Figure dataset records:
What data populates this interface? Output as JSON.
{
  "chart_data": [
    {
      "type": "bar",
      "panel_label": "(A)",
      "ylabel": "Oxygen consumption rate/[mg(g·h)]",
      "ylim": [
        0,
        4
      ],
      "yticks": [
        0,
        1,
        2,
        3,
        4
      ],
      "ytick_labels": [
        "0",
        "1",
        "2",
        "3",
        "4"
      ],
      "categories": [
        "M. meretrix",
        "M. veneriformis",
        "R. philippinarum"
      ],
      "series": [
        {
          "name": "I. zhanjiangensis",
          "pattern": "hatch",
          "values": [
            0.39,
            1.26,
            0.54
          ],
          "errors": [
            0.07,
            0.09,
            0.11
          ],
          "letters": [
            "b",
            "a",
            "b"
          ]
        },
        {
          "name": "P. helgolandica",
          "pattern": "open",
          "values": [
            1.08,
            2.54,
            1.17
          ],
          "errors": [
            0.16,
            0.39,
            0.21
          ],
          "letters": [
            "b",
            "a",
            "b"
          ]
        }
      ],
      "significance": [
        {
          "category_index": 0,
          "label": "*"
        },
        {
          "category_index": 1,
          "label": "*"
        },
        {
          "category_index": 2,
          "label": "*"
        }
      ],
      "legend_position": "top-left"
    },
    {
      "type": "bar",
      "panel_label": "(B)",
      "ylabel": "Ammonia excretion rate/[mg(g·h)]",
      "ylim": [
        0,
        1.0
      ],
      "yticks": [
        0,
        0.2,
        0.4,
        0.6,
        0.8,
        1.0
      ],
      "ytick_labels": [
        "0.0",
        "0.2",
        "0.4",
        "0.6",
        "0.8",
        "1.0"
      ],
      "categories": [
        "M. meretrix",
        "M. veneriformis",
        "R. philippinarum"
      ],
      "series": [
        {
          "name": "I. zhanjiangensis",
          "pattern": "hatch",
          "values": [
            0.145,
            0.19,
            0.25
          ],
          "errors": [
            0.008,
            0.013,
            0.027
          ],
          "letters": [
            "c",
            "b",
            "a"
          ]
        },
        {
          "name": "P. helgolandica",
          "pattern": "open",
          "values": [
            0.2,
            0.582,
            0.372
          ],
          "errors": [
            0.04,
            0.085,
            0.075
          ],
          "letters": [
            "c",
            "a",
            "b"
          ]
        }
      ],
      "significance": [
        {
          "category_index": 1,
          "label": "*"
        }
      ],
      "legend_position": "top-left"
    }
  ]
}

__Problem to solve__: Copy out every entry again, exactly as it was given.

__Worked solution__:
What data populates this interface? Output as JSON.
{
  "chart_data": [
    {
      "type": "bar",
      "panel_label": "(A)",
      "ylabel": "Oxygen consumption rate/[mg(g·h)]",
      "ylim": [
        0,
        4
      ],
      "yticks": [
        0,
        1,
        2,
        3,
        4
      ],
      "ytick_labels": [
        "0",
        "1",
        "2",
        "3",
        "4"
      ],
      "categories": [
        "M. meretrix",
        "M. veneriformis",
        "R. philippinarum"
      ],
      "series": [
        {
          "name": "I. zhanjiangensis",
          "pattern": "hatch",
          "values": [
            0.39,
            1.26,
            0.54
          ],
          "errors": [
            0.07,
            0.09,
            0.11
          ],
          "letters": [
            "b",
            "a",
            "b"
          ]
        },
        {
          "name": "P. helgolandica",
          "pattern": "open",
          "values": [
            1.08,
            2.54,
            1.17
          ],
          "errors": [
            0.16,
            0.39,
            0.21
          ],
          "letters": [
            "b",
            "a",
            "b"
          ]
        }
      ],
      "significance": [
        {
          "category_index": 0,
          "label": "*"
        },
        {
          "category_index": 1,
          "label": "*"
        },
        {
          "category_index": 2,
          "label": "*"
        }
      ],
      "legend_position": "top-left"
    },
    {
      "type": "bar",
      "panel_label": "(B)",
      "ylabel": "Ammonia excretion rate/[mg(g·h)]",
      "ylim": [
        0,
        1.0
      ],
      "yticks": [
        0,
        0.2,
        0.4,
        0.6,
        0.8,
        1.0
      ],
      "ytick_labels": [
        "0.0",
        "0.2",
        "0.4",
        "0.6",
        "0.8",
        "1.0"
      ],
      "categories": [
        "M. meretrix",
        "M. veneriformis",
        "R. philippinarum"
      ],
      "series": [
        {
          "name": "I. zhanjiangensis",
          "pattern": "hatch",
          "values": [
            0.145,
            0.19,
            0.25
          ],
          "errors": [
            0.008,
            0.013,
            0.027
          ],
          "letters": [
            "c",
            "b",
            "a"
          ]
        },
        {
          "name": "P. helgolandica",
          "pattern": "open",
          "values": [
            0.2,
            0.582,
            0.372
          ],
          "errors": [
            0.04,
            0.085,
            0.075
          ],
          "letters": [
            "c",
            "a",
            "b"
          ]
        }
      ],
      "significance": [
        {
          "category_index": 1,
          "label": "*"
        }
      ],
      "legend_position": "top-left"
    }
  ]
}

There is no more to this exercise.